> PROBLEM
Copy every entry exactly.

> DATA SHOWN
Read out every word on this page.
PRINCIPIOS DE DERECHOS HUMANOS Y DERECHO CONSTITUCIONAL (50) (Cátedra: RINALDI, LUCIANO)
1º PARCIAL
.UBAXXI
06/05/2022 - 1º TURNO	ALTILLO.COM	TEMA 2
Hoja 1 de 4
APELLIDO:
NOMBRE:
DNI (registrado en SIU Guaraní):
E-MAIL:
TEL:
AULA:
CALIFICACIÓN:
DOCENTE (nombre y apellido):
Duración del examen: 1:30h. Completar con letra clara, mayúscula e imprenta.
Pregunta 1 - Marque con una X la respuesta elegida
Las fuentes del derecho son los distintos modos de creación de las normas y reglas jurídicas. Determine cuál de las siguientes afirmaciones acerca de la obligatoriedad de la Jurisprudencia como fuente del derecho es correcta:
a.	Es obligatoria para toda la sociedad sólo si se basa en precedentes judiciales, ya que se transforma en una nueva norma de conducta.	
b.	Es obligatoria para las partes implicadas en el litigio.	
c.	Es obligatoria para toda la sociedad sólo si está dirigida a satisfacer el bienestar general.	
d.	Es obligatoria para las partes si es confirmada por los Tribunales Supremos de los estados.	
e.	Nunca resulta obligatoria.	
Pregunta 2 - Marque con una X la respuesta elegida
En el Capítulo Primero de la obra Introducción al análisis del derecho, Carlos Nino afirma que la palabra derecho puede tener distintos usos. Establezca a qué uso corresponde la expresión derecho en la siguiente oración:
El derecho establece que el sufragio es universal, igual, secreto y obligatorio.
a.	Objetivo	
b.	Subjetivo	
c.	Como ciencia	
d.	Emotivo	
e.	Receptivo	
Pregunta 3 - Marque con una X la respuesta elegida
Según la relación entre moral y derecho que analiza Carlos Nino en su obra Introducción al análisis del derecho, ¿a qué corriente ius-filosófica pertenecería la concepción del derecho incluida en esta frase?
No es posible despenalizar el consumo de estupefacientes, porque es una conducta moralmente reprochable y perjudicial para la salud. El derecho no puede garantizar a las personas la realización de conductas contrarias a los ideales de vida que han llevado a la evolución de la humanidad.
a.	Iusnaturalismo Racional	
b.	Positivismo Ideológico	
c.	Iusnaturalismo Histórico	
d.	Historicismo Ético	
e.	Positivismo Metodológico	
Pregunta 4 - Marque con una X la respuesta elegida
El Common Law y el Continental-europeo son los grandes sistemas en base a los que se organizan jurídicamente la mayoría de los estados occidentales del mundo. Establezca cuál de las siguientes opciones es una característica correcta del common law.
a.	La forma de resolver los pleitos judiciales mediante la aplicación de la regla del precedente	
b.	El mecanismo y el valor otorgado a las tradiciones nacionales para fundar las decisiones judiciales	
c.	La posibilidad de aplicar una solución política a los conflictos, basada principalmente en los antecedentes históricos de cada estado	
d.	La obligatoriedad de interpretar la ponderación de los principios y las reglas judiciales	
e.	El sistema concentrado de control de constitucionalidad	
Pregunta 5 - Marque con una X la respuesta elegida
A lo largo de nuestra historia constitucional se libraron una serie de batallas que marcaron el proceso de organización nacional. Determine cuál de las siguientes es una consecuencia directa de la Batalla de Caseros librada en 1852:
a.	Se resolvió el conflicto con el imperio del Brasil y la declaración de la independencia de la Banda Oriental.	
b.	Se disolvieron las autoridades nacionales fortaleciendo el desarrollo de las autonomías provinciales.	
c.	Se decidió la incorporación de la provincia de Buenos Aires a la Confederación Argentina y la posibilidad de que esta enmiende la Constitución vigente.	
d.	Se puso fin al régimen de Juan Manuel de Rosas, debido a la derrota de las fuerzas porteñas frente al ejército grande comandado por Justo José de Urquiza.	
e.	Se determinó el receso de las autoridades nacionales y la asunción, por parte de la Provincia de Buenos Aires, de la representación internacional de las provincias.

> SOLUTION TO THIS EXERCISE
Read out every word on this page.
PRINCIPIOS DE DERECHOS HUMANOS Y DERECHO CONSTITUCIONAL (50) (Cátedra: RINALDI, LUCIANO)
1º PARCIAL
.UBAXXI
06/05/2022 - 1º TURNO	ALTILLO.COM	TEMA 2
Hoja 1 de 4
APELLIDO:
NOMBRE:
DNI (registrado en SIU Guaraní):
E-MAIL:
TEL:
AULA:
CALIFICACIÓN:
DOCENTE (nombre y apellido):
Duración del examen: 1:30h. Completar con letra clara, mayúscula e imprenta.
Pregunta 1 - Marque con una X la respuesta elegida
Las fuentes del derecho son los distintos modos de creación de las normas y reglas jurídicas. Determine cuál de las siguientes afirmaciones acerca de la obligatoriedad de la Jurisprudencia como fuente del derecho es correcta:
a.	Es obligatoria para toda la sociedad sólo si se basa en precedentes judiciales, ya que se transforma en una nueva norma de conducta.	
b.	Es obligatoria para las partes implicadas en el litigio.	
c.	Es obligatoria para toda la sociedad sólo si está dirigida a satisfacer el bienestar general.	
d.	Es obligatoria para las partes si es confirmada por los Tribunales Supremos de los estados.	
e.	Nunca resulta obligatoria.	
Pregunta 2 - Marque con una X la respuesta elegida
En el Capítulo Primero de la obra Introducción al análisis del derecho, Carlos Nino afirma que la palabra derecho puede tener distintos usos. Establezca a qué uso corresponde la expresión derecho en la siguiente oración:
El derecho establece que el sufragio es universal, igual, secreto y obligatorio.
a.	Objetivo	
b.	Subjetivo	
c.	Como ciencia	
d.	Emotivo	
e.	Receptivo	
Pregunta 3 - Marque con una X la respuesta elegida
Según la relación entre moral y derecho que analiza Carlos Nino en su obra Introducción al análisis del derecho, ¿a qué corriente ius-filosófica pertenecería la concepción del derecho incluida en esta frase?
No es posible despenalizar el consumo de estupefacientes, porque es una conducta moralmente reprochable y perjudicial para la salud. El derecho no puede garantizar a las personas la realización de conductas contrarias a los ideales de vida que han llevado a la evolución de la humanidad.
a.	Iusnaturalismo Racional	
b.	Positivismo Ideológico	
c.	Iusnaturalismo Histórico	
d.	Historicismo Ético	
e.	Positivismo Metodológico	
Pregunta 4 - Marque con una X la respuesta elegida
El Common Law y el Continental-europeo son los grandes sistemas en base a los que se organizan jurídicamente la mayoría de los estados occidentales del mundo. Establezca cuál de las siguientes opciones es una característica correcta del common law.
a.	La forma de resolver los pleitos judiciales mediante la aplicación de la regla del precedente	
b.	El mecanismo y el valor otorgado a las tradiciones nacionales para fundar las decisiones judiciales	
c.	La posibilidad de aplicar una solución política a los conflictos, basada principalmente en los antecedentes históricos de cada estado	
d.	La obligatoriedad de interpretar la ponderación de los principios y las reglas judiciales	
e.	El sistema concentrado de control de constitucionalidad	
Pregunta 5 - Marque con una X la respuesta elegida
A lo largo de nuestra historia constitucional se libraron una serie de batallas que marcaron el proceso de organización nacional. Determine cuál de las siguientes es una consecuencia directa de la Batalla de Caseros librada en 1852:
a.	Se resolvió el conflicto con el imperio del Brasil y la declaración de la independencia de la Banda Oriental.	
b.	Se disolvieron las autoridades nacionales fortaleciendo el desarrollo de las autonomías provinciales.	
c.	Se decidió la incorporación de la provincia de Buenos Aires a la Confederación Argentina y la posibilidad de que esta enmiende la Constitución vigente.	
d.	Se puso fin al régimen de Juan Manuel de Rosas, debido a la derrota de las fuerzas porteñas frente al ejército grande comandado por Justo José de Urquiza.	
e.	Se determinó el receso de las autoridades nacionales y la asunción, por parte de la Provincia de Buenos Aires, de la representación internacional de las provincias.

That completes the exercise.